■ **Exercise description**
Read the records below. Copy each line where the string "INGENIERÍA" occurs.

Recorded data:
start

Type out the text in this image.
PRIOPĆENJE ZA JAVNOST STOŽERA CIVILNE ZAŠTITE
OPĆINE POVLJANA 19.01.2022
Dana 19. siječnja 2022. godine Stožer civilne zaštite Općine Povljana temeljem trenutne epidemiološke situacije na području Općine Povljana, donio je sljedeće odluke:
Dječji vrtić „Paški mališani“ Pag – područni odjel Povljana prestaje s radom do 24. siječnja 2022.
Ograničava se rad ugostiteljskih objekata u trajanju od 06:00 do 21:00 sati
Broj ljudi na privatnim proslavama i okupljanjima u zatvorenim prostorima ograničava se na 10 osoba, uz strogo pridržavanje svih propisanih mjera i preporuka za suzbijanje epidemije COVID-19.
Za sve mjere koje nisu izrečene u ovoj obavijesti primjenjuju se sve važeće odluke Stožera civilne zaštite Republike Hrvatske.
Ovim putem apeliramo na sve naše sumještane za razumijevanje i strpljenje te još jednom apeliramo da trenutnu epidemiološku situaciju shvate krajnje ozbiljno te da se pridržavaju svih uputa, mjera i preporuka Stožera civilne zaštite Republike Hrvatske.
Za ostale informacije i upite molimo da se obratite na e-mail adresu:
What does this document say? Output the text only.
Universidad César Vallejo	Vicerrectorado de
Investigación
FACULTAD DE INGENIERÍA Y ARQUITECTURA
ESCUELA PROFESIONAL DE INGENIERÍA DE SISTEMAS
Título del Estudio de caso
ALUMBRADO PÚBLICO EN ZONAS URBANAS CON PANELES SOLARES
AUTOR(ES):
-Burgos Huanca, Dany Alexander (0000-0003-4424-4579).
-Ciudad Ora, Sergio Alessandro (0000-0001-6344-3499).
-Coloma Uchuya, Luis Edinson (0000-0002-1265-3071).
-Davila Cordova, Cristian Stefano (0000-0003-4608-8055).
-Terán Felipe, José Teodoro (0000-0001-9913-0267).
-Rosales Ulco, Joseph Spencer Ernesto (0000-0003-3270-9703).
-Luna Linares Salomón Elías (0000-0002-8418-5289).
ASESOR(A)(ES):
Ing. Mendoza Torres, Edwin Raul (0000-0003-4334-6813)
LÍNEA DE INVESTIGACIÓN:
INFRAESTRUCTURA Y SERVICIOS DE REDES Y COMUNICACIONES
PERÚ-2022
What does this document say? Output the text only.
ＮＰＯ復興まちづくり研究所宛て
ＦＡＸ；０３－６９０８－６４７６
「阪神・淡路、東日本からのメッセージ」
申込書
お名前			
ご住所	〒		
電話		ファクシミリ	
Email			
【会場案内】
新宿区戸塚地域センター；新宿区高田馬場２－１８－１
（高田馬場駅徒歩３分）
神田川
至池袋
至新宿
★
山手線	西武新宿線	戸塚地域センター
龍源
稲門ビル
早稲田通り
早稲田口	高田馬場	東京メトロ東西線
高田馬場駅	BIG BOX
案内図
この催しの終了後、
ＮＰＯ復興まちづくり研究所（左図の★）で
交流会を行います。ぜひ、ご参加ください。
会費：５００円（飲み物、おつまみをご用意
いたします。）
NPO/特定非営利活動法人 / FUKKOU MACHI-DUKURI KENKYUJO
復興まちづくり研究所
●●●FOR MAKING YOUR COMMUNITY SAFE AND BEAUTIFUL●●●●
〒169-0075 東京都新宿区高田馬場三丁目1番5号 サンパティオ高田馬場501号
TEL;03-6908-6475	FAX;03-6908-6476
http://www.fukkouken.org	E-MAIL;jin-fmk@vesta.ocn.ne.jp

end

■ **Final answer**
FACULTAD DE INGENIERÍA Y ARQUITECTURA
ESCUELA PROFESIONAL DE INGENIERÍA DE SISTEMAS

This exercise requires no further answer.